Using the data below, gather each line that includes the word "like".
<<<<
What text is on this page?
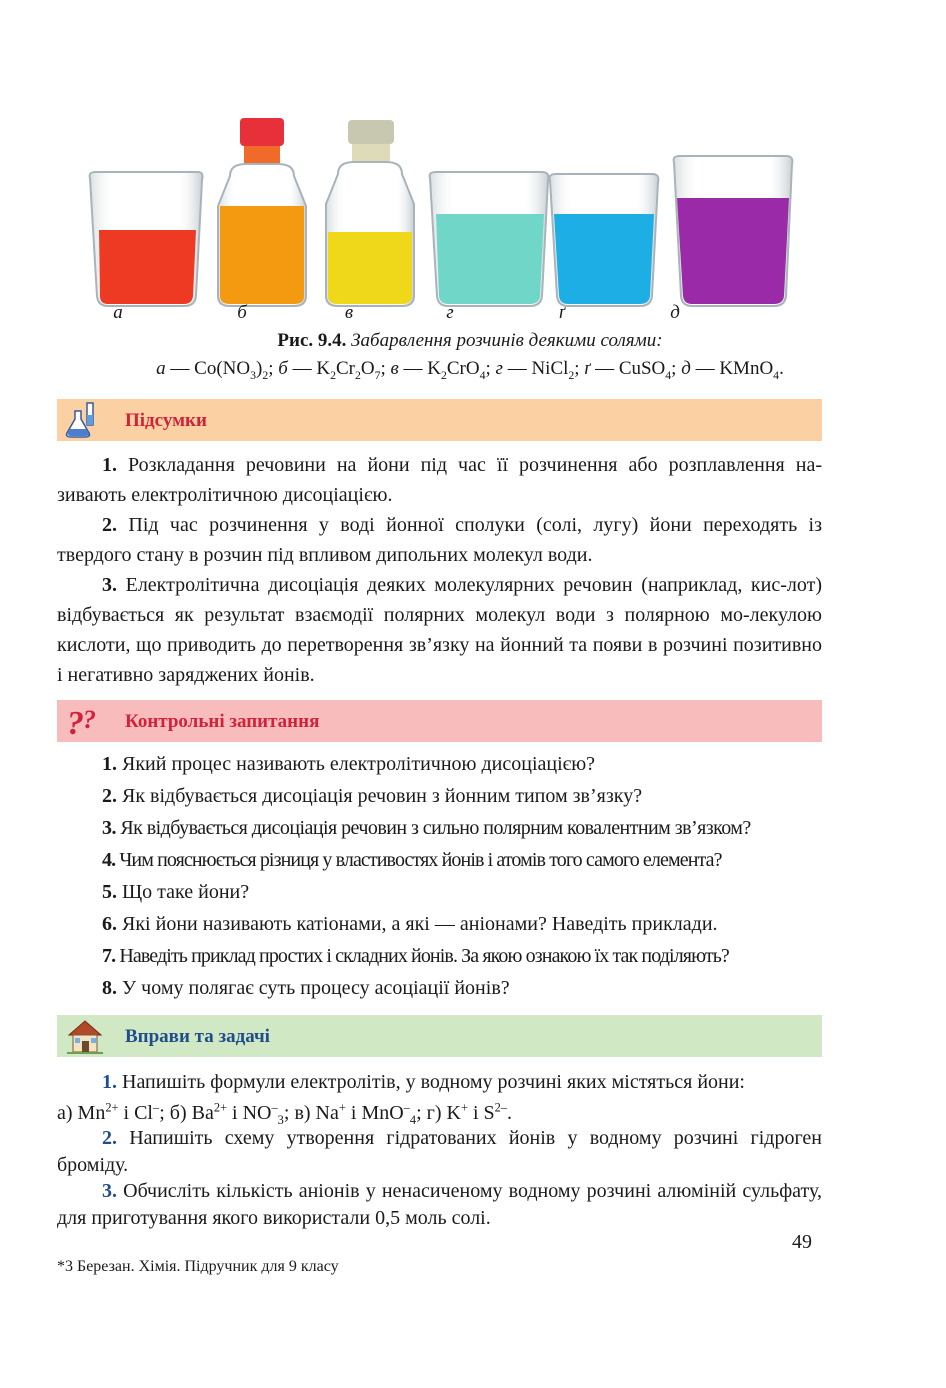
а	б	в	г	ґ	д
Рис. 9.4. Забарвлення розчинів деякими солями:
а — $Co(NO_3)_2$; б — $K_2Cr_2O_7$; в — $K_2CrO_4$; г — NiCl$_2$; ґ — CuSO$_4$; д — KMnO$_4$.
Підсумки
1. Розкладання речовини на йони під час її розчинення або розплавлення на-зивають електролітичною дисоціацією.
2. Під час розчинення у воді йонної сполуки (солі, лугу) йони переходять із твердого стану в розчин під впливом дипольних молекул води.
3. Електролітична дисоціація деяких молекулярних речовин (наприклад, кис-лот) відбувається як результат взаємодії полярних молекул води з полярною мо-лекулою кислоти, що приводить до перетворення зв’язку на йонний та появи в розчині позитивно і негативно заряджених йонів.
? ? Контрольні запитання
1. Який процес називають електролітичною дисоціацією?
2. Як відбувається дисоціація речовин з йонним типом зв’язку?
3. Як відбувається дисоціація речовин з сильно полярним ковалентним зв’язком?
4. Чим пояснюється різниця у властивостях йонів і атомів того самого елемента?
5. Що таке йони?
6. Які йони називають катіонами, а які — аніонами? Наведіть приклади.
7. Наведіть приклад простих і складних йонів. За якою ознакою їх так поділяють?
8. У чому полягає суть процесу асоціації йонів?
Вправи та задачі
1. Напишіть формули електролітів, у водному розчині яких містяться йони:
а) $Mn^{2+}$ і Cl–; б) $Ba^{2+}$ і $NO^-_3$; в) Na+ і MnO–$_4$; г) K+ і $S^{2-}$.
2. Напишіть схему утворення гідратованих йонів у водному розчині гідроген броміду.
3. Обчисліть кількість аніонів у ненасиченому водному розчині алюміній сульфату, для приготування якого використали 0,5 моль солі.
49
*3 Березан. Хімія. Підручник для 9 класу
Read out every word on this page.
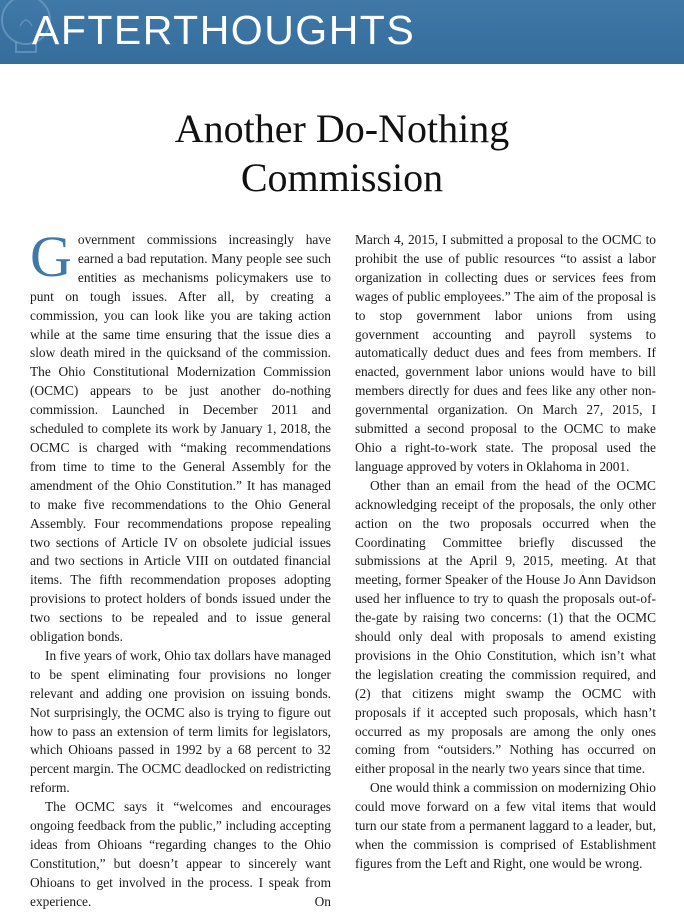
AFTERTHOUGHTS
Another Do-Nothing
Commission

Government commissions increasingly have earned a bad reputation. Many people see such entities as mechanisms policymakers use to punt on tough issues. After all, by creating a commission, you can look like you are taking action while at the same time ensuring that the issue dies a slow death mired in the quicksand of the commission. The Ohio Constitutional Modernization Commission (OCMC) appears to be just another do-nothing commission. Launched in December 2011 and scheduled to complete its work by January 1, 2018, the OCMC is charged with “making recommendations from time to time to the General Assembly for the amendment of the Ohio Constitution.” It has managed to make five recommendations to the Ohio General Assembly. Four recommendations propose repealing two sections of Article IV on obsolete judicial issues and two sections in Article VIII on outdated financial items. The fifth recommendation proposes adopting provisions to protect holders of bonds issued under the two sections to be repealed and to issue general obligation bonds.

In five years of work, Ohio tax dollars have managed to be spent eliminating four provisions no longer relevant and adding one provision on issuing bonds. Not surprisingly, the OCMC also is trying to figure out how to pass an extension of term limits for legislators, which Ohioans passed in 1992 by a 68 percent to 32 percent margin. The OCMC deadlocked on redistricting reform.

The OCMC says it “welcomes and encourages ongoing feedback from the public,” including accepting ideas from Ohioans “regarding changes to the Ohio Constitution,” but doesn’t appear to sincerely want Ohioans to get involved in the process. I speak from experience. On

March 4, 2015, I submitted a proposal to the OCMC to prohibit the use of public resources “to assist a labor organization in collecting dues or services fees from wages of public employees.” The aim of the proposal is to stop government labor unions from using government accounting and payroll systems to automatically deduct dues and fees from members. If enacted, government labor unions would have to bill members directly for dues and fees like any other non-governmental organization. On March 27, 2015, I submitted a second proposal to the OCMC to make Ohio a right-to-work state. The proposal used the language approved by voters in Oklahoma in 2001.

Other than an email from the head of the OCMC acknowledging receipt of the proposals, the only other action on the two proposals occurred when the Coordinating Committee briefly discussed the submissions at the April 9, 2015, meeting. At that meeting, former Speaker of the House Jo Ann Davidson used her influence to try to quash the proposals out-of-the-gate by raising two concerns: (1) that the OCMC should only deal with proposals to amend existing provisions in the Ohio Constitution, which isn’t what the legislation creating the commission required, and (2) that citizens might swamp the OCMC with proposals if it accepted such proposals, which hasn’t occurred as my proposals are among the only ones coming from “outsiders.” Nothing has occurred on either proposal in the nearly two years since that time.

One would think a commission on modernizing Ohio could move forward on a few vital items that would turn our state from a permanent laggard to a leader, but, when the commission is comprised of Establishment figures from the Left and Right, one would be wrong.
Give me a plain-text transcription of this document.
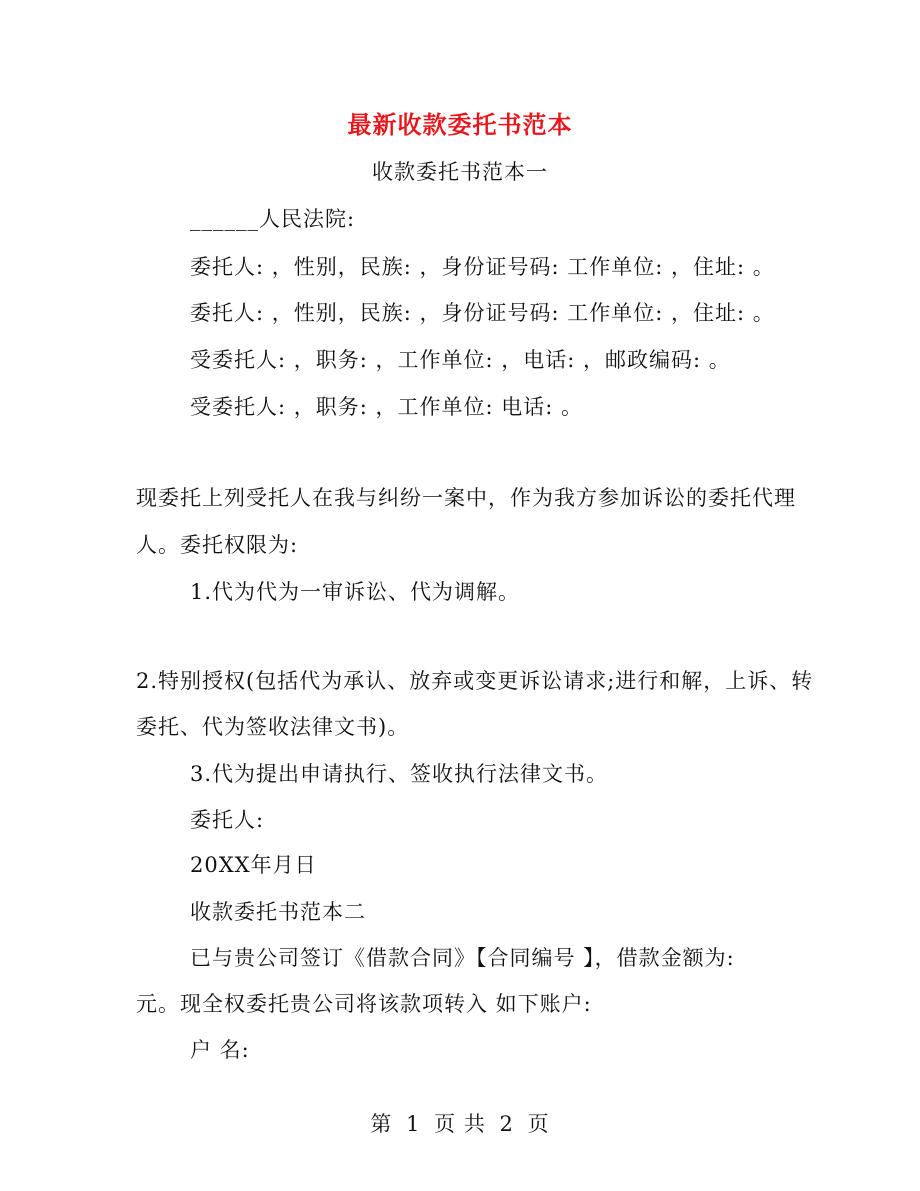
最新收款委托书范本
收款委托书范本一
______人民法院:
委托人: ，性别，民族: ，身份证号码: 工作单位: ，住址: 。
委托人: ，性别，民族: ，身份证号码: 工作单位: ，住址: 。
受委托人: ，职务: ，工作单位: ，电话: ，邮政编码: 。
受委托人: ，职务: ，工作单位: 电话: 。
现委托上列受托人在我与纠纷一案中，作为我方参加诉讼的委托代理
人。委托权限为:
1.代为代为一审诉讼、代为调解。
2.特别授权(包括代为承认、放弃或变更诉讼请求;进行和解，上诉、转
委托、代为签收法律文书)。
3.代为提出申请执行、签收执行法律文书。
委托人:
20XX年月日
收款委托书范本二
已与贵公司签订《借款合同》【合同编号 】，借款金额为:
元。现全权委托贵公司将该款项转入 如下账户:
户 名:
第 1 页 共 2 页
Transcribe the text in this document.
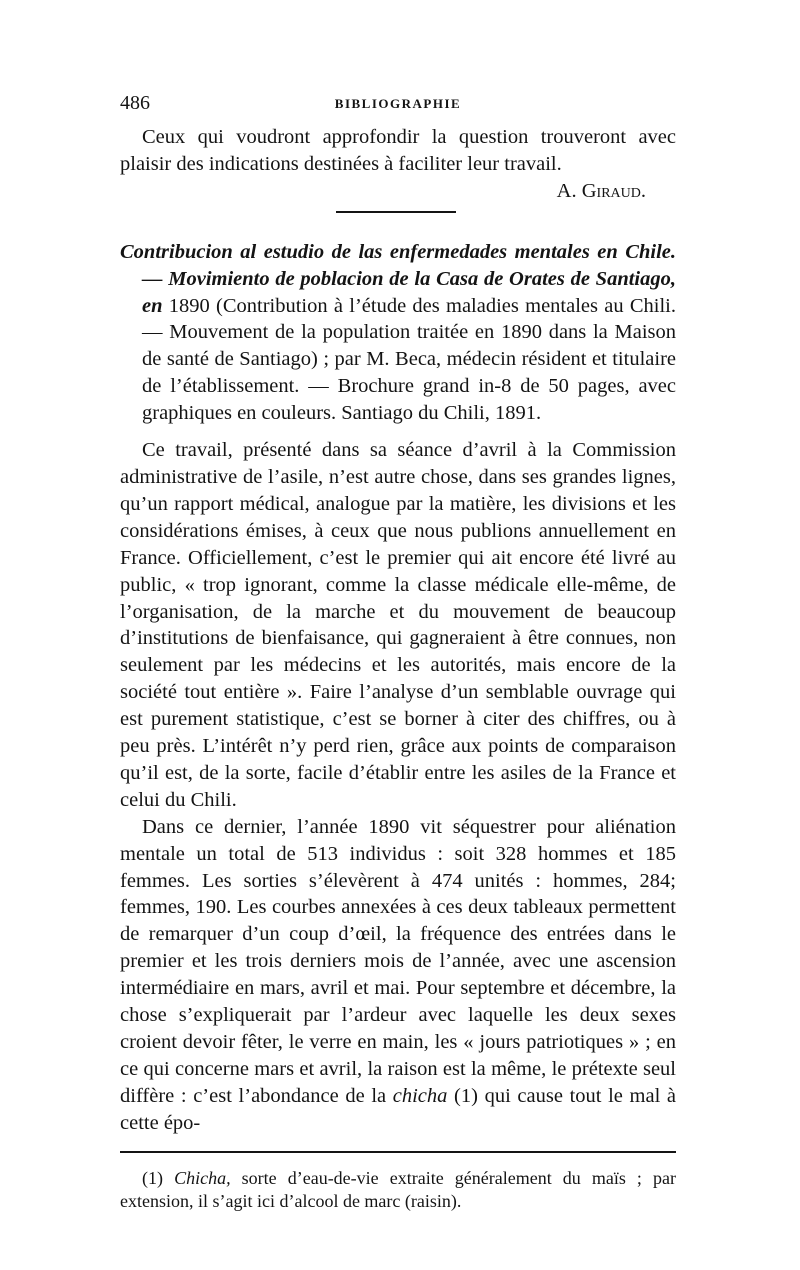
486	BIBLIOGRAPHIE

Ceux qui voudront approfondir la question trouveront avec plaisir des indications destinées à faciliter leur travail.

A. Giraud.

Contribucion al estudio de las enfermedades mentales en Chile. — Movimiento de poblacion de la Casa de Orates de Santiago, en 1890 (Contribution à l’étude des maladies mentales au Chili. — Mouvement de la population traitée en 1890 dans la Maison de santé de Santiago) ; par M. Beca, médecin résident et titulaire de l’établissement. — Brochure grand in-8 de 50 pages, avec graphiques en couleurs. Santiago du Chili, 1891.

Ce travail, présenté dans sa séance d’avril à la Commission administrative de l’asile, n’est autre chose, dans ses grandes lignes, qu’un rapport médical, analogue par la matière, les divisions et les considérations émises, à ceux que nous publions annuellement en France. Officiellement, c’est le premier qui ait encore été livré au public, « trop ignorant, comme la classe médicale elle-même, de l’organisation, de la marche et du mouvement de beaucoup d’institutions de bienfaisance, qui gagneraient à être connues, non seulement par les médecins et les autorités, mais encore de la société tout entière ». Faire l’analyse d’un semblable ouvrage qui est purement statistique, c’est se borner à citer des chiffres, ou à peu près. L’intérêt n’y perd rien, grâce aux points de comparaison qu’il est, de la sorte, facile d’établir entre les asiles de la France et celui du Chili.

Dans ce dernier, l’année 1890 vit séquestrer pour aliénation mentale un total de 513 individus : soit 328 hommes et 185 femmes. Les sorties s’élevèrent à 474 unités : hommes, 284; femmes, 190. Les courbes annexées à ces deux tableaux permettent de remarquer d’un coup d’œil, la fréquence des entrées dans le premier et les trois derniers mois de l’année, avec une ascension intermédiaire en mars, avril et mai. Pour septembre et décembre, la chose s’expliquerait par l’ardeur avec laquelle les deux sexes croient devoir fêter, le verre en main, les « jours patriotiques » ; en ce qui concerne mars et avril, la raison est la même, le prétexte seul diffère : c’est l’abondance de la chicha (1) qui cause tout le mal à cette épo-

(1) Chicha, sorte d’eau-de-vie extraite généralement du maïs ; par extension, il s’agit ici d’alcool de marc (raisin).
>>>>
Result:
Government commissions increasingly have earned a bad reputation. Many people see such entities as mechanisms policymakers use to punt on tough issues. After all, by creating a commission, you can look like you are taking action while at the same time ensuring that the issue dies a slow death mired in the quicksand of the commission. The Ohio Constitutional Modernization Commission (OCMC) appears to be just another do-nothing commission. Launched in December 2011 and scheduled to complete its work by January 1, 2018, the OCMC is charged with “making recommendations from time to time to the General Assembly for the amendment of the Ohio Constitution.” It has managed to make five recommendations to the Ohio General Assembly. Four recommendations propose repealing two sections of Article IV on obsolete judicial issues and two sections in Article VIII on outdated financial items. The fifth recommendation proposes adopting provisions to protect holders of bonds issued under the two sections to be repealed and to issue general obligation bonds.
March 4, 2015, I submitted a proposal to the OCMC to prohibit the use of public resources “to assist a labor organization in collecting dues or services fees from wages of public employees.” The aim of the proposal is to stop government labor unions from using government accounting and payroll systems to automatically deduct dues and fees from members. If enacted, government labor unions would have to bill members directly for dues and fees like any other non-governmental organization. On March 27, 2015, I submitted a second proposal to the OCMC to make Ohio a right-to-work state. The proposal used the language approved by voters in Oklahoma in 2001.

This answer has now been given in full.